[START]

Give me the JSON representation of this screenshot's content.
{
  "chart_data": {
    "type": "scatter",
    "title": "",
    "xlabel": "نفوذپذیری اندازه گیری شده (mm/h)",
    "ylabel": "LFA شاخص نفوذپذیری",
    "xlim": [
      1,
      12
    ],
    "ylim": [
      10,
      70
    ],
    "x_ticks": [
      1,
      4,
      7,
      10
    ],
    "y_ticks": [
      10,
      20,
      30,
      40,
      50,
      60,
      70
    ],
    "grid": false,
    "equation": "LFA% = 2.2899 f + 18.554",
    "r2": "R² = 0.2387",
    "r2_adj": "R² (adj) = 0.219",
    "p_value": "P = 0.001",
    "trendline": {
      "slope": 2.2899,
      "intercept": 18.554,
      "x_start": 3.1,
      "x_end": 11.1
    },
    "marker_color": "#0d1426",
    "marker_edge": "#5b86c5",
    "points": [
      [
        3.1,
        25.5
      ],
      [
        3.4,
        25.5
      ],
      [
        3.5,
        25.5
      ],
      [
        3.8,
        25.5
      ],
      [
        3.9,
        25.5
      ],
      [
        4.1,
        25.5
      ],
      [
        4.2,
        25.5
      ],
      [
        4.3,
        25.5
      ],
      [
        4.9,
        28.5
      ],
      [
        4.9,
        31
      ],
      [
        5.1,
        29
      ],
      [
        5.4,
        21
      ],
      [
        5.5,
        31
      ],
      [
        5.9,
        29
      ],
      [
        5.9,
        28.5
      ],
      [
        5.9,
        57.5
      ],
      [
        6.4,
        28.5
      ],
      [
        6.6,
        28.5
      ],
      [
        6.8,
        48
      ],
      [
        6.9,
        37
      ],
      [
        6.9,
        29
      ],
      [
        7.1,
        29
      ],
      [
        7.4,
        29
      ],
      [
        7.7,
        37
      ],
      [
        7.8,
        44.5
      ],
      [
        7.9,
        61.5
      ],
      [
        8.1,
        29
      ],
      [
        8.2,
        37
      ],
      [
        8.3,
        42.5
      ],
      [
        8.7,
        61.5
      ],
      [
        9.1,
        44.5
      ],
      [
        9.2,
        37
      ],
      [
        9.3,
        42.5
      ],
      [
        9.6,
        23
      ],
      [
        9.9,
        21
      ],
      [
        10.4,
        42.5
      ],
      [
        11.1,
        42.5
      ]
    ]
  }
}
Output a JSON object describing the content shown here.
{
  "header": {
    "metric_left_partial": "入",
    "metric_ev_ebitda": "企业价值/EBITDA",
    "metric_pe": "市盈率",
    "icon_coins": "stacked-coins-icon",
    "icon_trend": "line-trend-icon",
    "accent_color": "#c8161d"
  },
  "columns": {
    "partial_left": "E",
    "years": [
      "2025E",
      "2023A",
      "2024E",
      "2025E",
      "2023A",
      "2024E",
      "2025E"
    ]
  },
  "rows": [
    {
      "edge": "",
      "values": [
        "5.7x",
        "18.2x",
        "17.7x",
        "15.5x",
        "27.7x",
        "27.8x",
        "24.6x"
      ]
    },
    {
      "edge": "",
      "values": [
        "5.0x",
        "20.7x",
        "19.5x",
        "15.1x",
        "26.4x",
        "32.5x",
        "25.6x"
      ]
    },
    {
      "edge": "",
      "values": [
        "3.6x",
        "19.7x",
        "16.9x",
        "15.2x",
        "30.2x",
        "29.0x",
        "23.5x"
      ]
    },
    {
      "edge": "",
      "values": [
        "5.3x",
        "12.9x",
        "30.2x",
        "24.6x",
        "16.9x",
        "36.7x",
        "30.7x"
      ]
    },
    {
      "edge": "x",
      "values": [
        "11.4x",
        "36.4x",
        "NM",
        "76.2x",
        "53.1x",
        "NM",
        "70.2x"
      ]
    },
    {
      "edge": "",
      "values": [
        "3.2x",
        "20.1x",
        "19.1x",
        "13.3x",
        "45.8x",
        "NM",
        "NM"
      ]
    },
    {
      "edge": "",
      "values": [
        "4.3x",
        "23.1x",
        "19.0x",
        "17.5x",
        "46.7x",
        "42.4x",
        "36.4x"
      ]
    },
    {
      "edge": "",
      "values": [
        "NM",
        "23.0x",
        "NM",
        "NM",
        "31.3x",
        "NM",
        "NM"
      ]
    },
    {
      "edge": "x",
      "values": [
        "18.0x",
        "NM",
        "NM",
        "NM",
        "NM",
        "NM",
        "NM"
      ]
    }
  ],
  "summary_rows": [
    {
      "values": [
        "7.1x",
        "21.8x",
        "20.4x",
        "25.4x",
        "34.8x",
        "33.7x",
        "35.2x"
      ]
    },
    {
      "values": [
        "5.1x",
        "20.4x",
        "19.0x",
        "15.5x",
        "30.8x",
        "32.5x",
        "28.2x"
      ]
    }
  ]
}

[END]

### WHAT YOU HAVE TO DO
Scan the material above. Copy each line that holds the word "content".

### RESULT OF THE TASK
Give me the JSON representation of this screenshot's content.
Output a JSON object describing the content shown here.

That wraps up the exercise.